---------- Task inputs ----------

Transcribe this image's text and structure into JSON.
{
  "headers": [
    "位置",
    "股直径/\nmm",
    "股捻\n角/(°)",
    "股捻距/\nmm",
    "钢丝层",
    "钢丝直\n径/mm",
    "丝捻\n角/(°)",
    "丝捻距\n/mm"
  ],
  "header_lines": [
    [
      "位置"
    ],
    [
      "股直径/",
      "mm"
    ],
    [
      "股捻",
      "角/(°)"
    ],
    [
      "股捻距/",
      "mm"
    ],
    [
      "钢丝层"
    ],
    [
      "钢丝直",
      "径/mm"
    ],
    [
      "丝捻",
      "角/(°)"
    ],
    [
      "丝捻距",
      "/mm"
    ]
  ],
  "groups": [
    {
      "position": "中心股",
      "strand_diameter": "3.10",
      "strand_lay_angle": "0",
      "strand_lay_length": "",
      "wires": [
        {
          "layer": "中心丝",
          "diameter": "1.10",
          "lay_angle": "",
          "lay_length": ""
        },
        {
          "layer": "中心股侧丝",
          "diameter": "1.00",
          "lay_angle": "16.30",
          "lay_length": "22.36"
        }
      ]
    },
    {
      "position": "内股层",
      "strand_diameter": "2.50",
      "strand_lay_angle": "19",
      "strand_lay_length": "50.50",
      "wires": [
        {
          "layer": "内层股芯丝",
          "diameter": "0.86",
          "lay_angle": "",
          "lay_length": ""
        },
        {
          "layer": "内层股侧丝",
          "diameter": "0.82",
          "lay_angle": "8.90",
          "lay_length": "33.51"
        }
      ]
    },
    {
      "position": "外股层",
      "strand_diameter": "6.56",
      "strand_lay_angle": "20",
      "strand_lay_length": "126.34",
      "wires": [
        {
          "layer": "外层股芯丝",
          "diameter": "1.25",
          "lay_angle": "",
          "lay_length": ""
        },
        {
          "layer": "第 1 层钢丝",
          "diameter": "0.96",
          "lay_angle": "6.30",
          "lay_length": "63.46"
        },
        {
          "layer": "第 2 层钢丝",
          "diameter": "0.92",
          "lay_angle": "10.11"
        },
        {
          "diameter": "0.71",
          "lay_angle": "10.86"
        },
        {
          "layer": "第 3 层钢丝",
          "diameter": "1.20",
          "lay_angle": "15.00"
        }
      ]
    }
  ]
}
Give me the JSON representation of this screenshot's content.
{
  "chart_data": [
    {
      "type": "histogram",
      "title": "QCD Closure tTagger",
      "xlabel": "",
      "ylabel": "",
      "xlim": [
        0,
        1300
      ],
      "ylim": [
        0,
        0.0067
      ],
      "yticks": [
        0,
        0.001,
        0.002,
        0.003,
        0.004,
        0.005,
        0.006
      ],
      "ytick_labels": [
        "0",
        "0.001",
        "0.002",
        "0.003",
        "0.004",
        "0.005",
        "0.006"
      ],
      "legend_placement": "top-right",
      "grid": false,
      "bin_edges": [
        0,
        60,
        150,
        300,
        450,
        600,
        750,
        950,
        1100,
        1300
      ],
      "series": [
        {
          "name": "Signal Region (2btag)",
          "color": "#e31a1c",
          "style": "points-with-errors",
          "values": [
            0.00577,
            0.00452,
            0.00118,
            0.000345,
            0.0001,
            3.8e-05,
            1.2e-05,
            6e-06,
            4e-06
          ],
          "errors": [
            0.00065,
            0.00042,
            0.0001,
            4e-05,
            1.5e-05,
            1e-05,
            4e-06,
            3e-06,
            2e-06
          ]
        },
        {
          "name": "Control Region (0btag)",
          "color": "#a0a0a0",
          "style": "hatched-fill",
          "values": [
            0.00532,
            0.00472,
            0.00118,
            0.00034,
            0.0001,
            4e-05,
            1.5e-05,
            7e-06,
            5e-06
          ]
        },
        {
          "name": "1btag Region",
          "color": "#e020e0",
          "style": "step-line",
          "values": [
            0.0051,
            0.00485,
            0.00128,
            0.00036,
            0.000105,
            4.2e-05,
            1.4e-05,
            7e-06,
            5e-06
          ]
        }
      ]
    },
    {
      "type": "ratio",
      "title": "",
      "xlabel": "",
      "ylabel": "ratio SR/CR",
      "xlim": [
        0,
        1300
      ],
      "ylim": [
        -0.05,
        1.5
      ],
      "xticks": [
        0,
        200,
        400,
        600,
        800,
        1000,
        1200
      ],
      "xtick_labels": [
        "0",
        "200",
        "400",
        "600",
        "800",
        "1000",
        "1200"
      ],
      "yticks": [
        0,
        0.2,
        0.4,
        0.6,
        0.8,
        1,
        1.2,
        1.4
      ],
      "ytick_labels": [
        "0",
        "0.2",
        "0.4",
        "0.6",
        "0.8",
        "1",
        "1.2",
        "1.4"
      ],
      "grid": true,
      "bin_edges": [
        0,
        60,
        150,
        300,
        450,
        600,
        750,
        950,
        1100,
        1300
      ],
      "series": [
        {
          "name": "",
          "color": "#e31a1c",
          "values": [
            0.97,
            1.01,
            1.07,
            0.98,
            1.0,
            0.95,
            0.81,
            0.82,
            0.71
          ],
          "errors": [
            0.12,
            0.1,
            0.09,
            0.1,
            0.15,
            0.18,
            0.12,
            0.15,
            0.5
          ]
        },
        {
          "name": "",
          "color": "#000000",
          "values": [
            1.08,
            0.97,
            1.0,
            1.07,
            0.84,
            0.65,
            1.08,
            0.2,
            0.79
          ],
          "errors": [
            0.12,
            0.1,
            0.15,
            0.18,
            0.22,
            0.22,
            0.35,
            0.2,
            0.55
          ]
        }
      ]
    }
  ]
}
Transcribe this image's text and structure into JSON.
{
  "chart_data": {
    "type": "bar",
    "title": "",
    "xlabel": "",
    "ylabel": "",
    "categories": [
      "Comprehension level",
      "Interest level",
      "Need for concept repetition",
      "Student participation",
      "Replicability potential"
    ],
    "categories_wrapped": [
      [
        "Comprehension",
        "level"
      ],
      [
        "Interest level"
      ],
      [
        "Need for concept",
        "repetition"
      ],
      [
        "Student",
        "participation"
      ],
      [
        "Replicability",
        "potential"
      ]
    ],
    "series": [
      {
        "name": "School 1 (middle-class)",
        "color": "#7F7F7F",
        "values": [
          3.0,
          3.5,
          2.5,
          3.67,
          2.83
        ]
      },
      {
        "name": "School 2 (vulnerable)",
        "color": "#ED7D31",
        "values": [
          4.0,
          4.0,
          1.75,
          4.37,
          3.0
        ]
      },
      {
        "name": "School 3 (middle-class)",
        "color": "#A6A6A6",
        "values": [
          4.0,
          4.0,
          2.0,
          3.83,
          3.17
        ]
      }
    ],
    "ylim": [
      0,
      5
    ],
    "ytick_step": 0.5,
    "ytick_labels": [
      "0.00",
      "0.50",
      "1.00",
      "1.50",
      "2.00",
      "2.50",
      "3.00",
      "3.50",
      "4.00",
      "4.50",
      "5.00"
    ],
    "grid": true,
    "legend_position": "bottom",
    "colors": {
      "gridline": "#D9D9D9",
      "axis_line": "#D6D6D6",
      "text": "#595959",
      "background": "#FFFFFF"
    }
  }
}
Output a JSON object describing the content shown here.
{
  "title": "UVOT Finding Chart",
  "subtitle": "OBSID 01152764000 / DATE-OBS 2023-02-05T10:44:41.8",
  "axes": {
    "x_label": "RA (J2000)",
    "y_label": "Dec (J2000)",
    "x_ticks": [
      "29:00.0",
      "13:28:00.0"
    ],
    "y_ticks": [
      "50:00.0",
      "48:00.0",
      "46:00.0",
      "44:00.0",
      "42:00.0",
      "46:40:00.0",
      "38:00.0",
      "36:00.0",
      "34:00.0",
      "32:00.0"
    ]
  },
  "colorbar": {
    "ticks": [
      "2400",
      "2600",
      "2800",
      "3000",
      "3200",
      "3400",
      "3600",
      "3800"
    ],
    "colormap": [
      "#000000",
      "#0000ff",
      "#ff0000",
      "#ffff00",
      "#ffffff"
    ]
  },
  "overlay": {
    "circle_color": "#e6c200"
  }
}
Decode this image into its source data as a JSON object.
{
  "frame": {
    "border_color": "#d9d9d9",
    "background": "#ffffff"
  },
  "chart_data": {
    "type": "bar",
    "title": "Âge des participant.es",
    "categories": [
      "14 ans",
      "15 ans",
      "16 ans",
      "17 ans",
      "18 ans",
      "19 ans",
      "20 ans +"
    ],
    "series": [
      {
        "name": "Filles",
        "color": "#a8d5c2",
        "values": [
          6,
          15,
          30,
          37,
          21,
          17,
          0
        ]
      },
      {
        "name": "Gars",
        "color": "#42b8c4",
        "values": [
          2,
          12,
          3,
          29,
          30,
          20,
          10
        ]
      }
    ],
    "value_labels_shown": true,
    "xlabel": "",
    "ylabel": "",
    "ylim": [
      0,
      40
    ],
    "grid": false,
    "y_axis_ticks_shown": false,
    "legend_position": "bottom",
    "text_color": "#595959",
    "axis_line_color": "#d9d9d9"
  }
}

----------

» What to produce
Find each line holding the string "class" and copy it out.

» Response below
        "name": "School 1 (middle-class)",
        "name": "School 3 (middle-class)",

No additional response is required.